Find every line of the listing below where "title" appears, and copy it.

Extracted records:
== == ==

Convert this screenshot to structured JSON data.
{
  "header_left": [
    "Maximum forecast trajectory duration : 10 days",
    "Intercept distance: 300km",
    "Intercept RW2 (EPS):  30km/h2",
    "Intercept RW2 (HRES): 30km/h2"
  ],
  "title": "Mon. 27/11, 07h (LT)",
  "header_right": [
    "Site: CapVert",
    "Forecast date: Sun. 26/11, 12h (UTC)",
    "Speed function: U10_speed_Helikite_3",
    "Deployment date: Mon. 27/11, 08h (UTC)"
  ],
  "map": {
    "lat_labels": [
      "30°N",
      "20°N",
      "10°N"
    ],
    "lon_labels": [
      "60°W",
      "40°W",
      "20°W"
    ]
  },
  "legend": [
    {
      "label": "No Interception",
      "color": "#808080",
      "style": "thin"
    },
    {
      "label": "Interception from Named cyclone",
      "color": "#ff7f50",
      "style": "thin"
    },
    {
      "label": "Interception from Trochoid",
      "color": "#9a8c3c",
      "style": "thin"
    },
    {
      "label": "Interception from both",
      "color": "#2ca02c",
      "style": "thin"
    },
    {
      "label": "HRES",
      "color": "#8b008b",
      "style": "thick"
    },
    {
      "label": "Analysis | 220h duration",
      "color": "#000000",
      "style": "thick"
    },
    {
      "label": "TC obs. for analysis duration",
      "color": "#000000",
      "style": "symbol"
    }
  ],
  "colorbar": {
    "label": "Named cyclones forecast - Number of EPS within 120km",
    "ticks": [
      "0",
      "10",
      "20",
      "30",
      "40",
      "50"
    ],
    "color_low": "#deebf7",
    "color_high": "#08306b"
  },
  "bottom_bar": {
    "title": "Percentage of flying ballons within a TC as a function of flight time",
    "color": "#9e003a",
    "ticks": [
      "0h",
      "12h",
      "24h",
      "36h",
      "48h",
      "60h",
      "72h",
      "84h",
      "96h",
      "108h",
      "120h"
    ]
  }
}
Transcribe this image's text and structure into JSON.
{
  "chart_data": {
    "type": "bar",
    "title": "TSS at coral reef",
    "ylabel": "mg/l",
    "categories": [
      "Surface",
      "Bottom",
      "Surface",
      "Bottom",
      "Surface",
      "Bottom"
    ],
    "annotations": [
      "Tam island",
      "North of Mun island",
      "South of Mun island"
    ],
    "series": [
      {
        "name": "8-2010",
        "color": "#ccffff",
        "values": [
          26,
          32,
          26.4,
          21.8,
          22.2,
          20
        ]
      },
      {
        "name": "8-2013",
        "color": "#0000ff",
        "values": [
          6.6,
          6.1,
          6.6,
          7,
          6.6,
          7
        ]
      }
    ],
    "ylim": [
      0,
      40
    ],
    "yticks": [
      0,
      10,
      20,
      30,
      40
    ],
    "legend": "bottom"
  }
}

== == ==

### In response
  "title": "Mon. 27/11, 07h (LT)",
    "title": "Percentage of flying ballons within a TC as a function of flight time",
    "title": "TSS at coral reef",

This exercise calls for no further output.